_Work instructions_:
In the data that follows, find the line containing "Read out every word on this page."; then quote that line and every line after it, exactly, through the last one.

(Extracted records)
#####
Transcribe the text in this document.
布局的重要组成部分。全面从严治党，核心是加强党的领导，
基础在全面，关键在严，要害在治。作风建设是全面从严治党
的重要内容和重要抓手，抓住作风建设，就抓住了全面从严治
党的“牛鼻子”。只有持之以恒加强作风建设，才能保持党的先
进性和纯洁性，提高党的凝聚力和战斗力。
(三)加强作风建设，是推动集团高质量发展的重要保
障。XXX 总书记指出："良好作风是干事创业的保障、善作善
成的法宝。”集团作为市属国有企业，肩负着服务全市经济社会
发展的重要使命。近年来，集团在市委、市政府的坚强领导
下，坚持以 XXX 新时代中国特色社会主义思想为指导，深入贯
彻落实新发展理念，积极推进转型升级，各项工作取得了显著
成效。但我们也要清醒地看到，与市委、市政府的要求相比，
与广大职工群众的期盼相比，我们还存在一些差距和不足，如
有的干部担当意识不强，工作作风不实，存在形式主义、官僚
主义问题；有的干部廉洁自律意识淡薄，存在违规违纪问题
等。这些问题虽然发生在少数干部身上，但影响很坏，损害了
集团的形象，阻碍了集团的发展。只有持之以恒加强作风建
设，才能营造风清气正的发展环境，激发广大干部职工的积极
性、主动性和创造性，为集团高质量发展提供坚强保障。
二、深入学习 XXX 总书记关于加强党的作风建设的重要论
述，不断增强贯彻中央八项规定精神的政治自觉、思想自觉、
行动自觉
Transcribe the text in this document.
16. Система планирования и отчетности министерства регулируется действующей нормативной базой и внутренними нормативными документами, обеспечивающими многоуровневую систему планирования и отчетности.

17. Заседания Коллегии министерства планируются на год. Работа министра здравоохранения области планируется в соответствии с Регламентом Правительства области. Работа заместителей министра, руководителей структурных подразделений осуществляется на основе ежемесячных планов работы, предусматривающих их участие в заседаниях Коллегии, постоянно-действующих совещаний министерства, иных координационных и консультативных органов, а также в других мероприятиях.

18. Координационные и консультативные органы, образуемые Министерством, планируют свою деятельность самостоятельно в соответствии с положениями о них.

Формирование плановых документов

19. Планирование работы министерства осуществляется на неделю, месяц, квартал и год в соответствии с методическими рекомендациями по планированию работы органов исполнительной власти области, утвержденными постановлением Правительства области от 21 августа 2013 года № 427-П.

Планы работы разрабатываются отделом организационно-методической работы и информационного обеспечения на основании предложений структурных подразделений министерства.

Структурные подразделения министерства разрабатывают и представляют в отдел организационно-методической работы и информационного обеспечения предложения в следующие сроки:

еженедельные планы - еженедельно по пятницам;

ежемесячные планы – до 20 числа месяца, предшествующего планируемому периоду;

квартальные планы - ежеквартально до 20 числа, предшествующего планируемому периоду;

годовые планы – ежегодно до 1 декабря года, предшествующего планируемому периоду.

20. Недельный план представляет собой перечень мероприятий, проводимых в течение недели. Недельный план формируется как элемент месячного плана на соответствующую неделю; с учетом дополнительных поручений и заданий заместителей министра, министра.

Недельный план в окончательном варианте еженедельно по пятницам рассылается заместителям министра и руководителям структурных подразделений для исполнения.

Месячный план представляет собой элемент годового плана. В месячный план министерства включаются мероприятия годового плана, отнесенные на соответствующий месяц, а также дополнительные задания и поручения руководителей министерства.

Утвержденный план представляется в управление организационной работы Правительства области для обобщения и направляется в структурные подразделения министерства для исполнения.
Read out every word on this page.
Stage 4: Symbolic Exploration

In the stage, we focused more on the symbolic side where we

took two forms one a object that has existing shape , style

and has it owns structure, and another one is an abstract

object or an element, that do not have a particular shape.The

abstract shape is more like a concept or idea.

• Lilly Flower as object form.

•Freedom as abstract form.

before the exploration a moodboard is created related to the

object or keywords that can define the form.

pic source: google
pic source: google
#####
_The output_:
Read out every word on this page.
Stage 4: Symbolic Exploration

In the stage, we focused more on the symbolic side where we

took two forms one a object that has existing shape , style

and has it owns structure, and another one is an abstract

object or an element, that do not have a particular shape.The

abstract shape is more like a concept or idea.

• Lilly Flower as object form.

•Freedom as abstract form.

before the exploration a moodboard is created related to the

object or keywords that can define the form.

pic source: google
pic source: google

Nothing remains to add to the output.